SET EXERCISE >>
Reproduce the records that follow in full, excluding any picture they contain.

RECORD EXTRACTS >>

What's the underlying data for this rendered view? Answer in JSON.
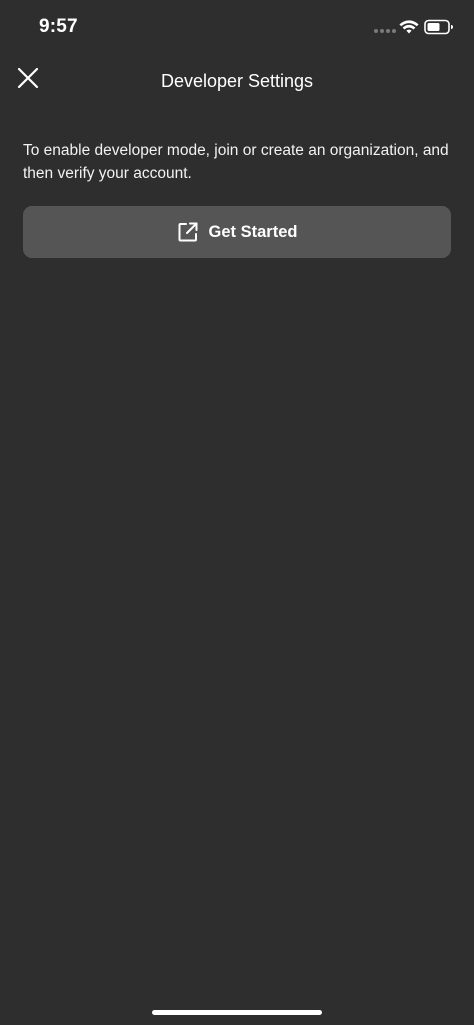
{
  "status_bar": {
    "time": "9:57",
    "icons": [
      "signal-dots-icon",
      "wifi-icon",
      "battery-icon"
    ]
  },
  "nav": {
    "title": "Developer Settings",
    "close_icon": "close-icon"
  },
  "content": {
    "description": "To enable developer mode, join or create an organization, and then verify your account.",
    "get_started": {
      "label": "Get Started",
      "icon": "external-link-icon"
    }
  },
  "colors": {
    "background": "#2e2e2e",
    "button_background": "#555555",
    "text": "#ffffff"
  }
}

ANSWER TO THIS EXERCISE >>
What's the underlying data for this rendered view? Answer in JSON.
{
  "status_bar": {
    "time": "9:57",
    "icons": [
      "signal-dots-icon",
      "wifi-icon",
      "battery-icon"
    ]
  },
  "nav": {
    "title": "Developer Settings",
    "close_icon": "close-icon"
  },
  "content": {
    "description": "To enable developer mode, join or create an organization, and then verify your account.",
    "get_started": {
      "label": "Get Started",
      "icon": "external-link-icon"
    }
  },
  "colors": {
    "background": "#2e2e2e",
    "button_background": "#555555",
    "text": "#ffffff"
  }
}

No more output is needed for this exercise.